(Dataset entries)
(begin)

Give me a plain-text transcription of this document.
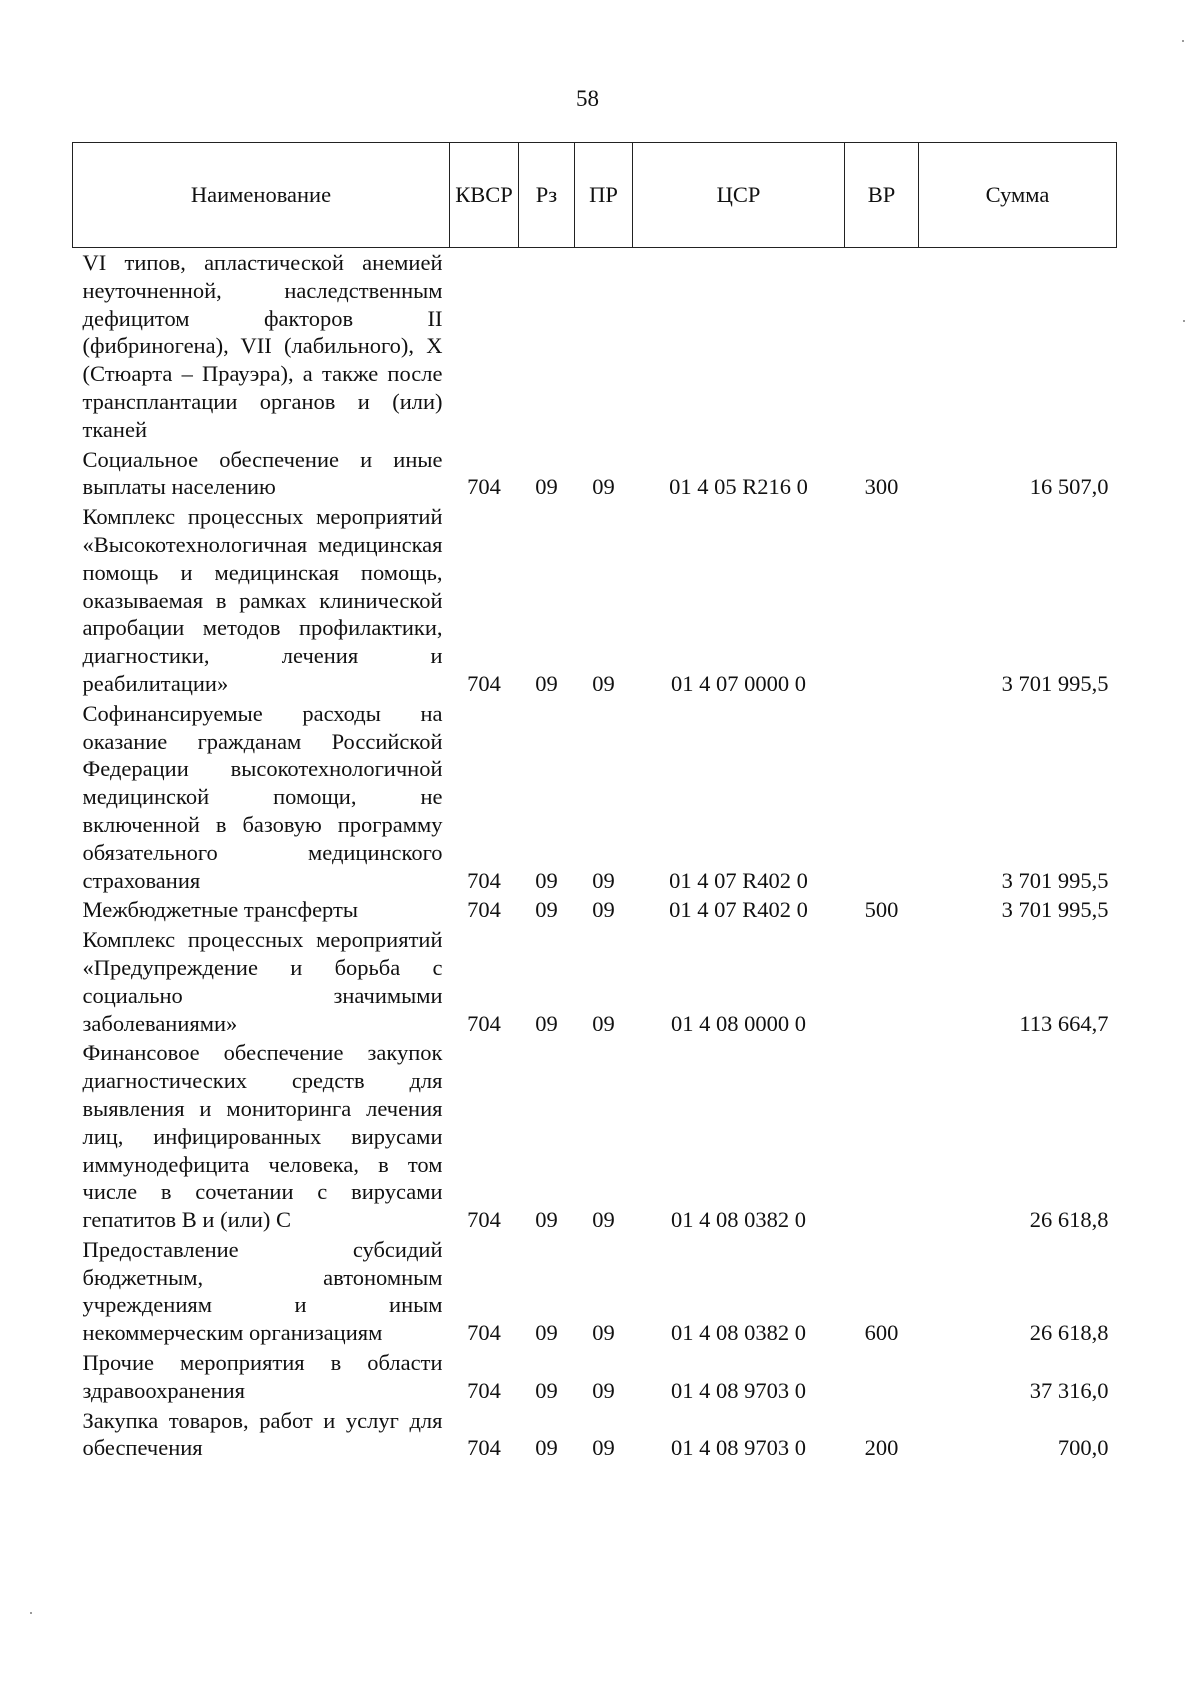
58
Наименование	КВСР	Рз	ПР	ЦСР	ВР	Сумма
VI типов, апластической анемией неуточненной, наследственным дефицитом факторов II (фибриногена), VII (лабильного), X (Стюарта – Прауэра), а также после трансплантации органов и (или) тканей						
Социальное обеспечение и иные выплаты населению	704	09	09	01 4 05 R216 0	300	16 507,0
Комплекс процессных мероприятий «Высокотехнологичная медицинская помощь и медицинская помощь, оказываемая в рамках клинической апробации методов профилактики, диагностики, лечения и реабилитации»	704	09	09	01 4 07 0000 0		3 701 995,5
Софинансируемые расходы на оказание гражданам Российской Федерации высокотехнологичной медицинской помощи, не включенной в базовую программу обязательного медицинского страхования	704	09	09	01 4 07 R402 0		3 701 995,5
Межбюджетные трансферты	704	09	09	01 4 07 R402 0	500	3 701 995,5
Комплекс процессных мероприятий «Предупреждение и борьба с социально значимыми заболеваниями»	704	09	09	01 4 08 0000 0		113 664,7
Финансовое обеспечение закупок диагностических средств для выявления и мониторинга лечения лиц, инфицированных вирусами иммунодефицита человека, в том числе в сочетании с вирусами гепатитов B и (или) C	704	09	09	01 4 08 0382 0		26 618,8
Предоставление субсидий бюджетным, автономным учреждениям и иным некоммерческим организациям	704	09	09	01 4 08 0382 0	600	26 618,8
Прочие мероприятия в области здравоохранения	704	09	09	01 4 08 9703 0		37 316,0
Закупка товаров, работ и услуг для обеспечения	704	09	09	01 4 08 9703 0	200	700,0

(end)

**Set problem:** The entries above should be reproduced exactly, without their pictures.

**Task answer:**
Give me a plain-text transcription of this document.
58
Наименование	КВСР	Рз	ПР	ЦСР	ВР	Сумма
VI типов, апластической анемией неуточненной, наследственным дефицитом факторов II (фибриногена), VII (лабильного), X (Стюарта – Прауэра), а также после трансплантации органов и (или) тканей						
Социальное обеспечение и иные выплаты населению	704	09	09	01 4 05 R216 0	300	16 507,0
Комплекс процессных мероприятий «Высокотехнологичная медицинская помощь и медицинская помощь, оказываемая в рамках клинической апробации методов профилактики, диагностики, лечения и реабилитации»	704	09	09	01 4 07 0000 0		3 701 995,5
Софинансируемые расходы на оказание гражданам Российской Федерации высокотехнологичной медицинской помощи, не включенной в базовую программу обязательного медицинского страхования	704	09	09	01 4 07 R402 0		3 701 995,5
Межбюджетные трансферты	704	09	09	01 4 07 R402 0	500	3 701 995,5
Комплекс процессных мероприятий «Предупреждение и борьба с социально значимыми заболеваниями»	704	09	09	01 4 08 0000 0		113 664,7
Финансовое обеспечение закупок диагностических средств для выявления и мониторинга лечения лиц, инфицированных вирусами иммунодефицита человека, в том числе в сочетании с вирусами гепатитов B и (или) C	704	09	09	01 4 08 0382 0		26 618,8
Предоставление субсидий бюджетным, автономным учреждениям и иным некоммерческим организациям	704	09	09	01 4 08 0382 0	600	26 618,8
Прочие мероприятия в области здравоохранения	704	09	09	01 4 08 9703 0		37 316,0
Закупка товаров, работ и услуг для обеспечения	704	09	09	01 4 08 9703 0	200	700,0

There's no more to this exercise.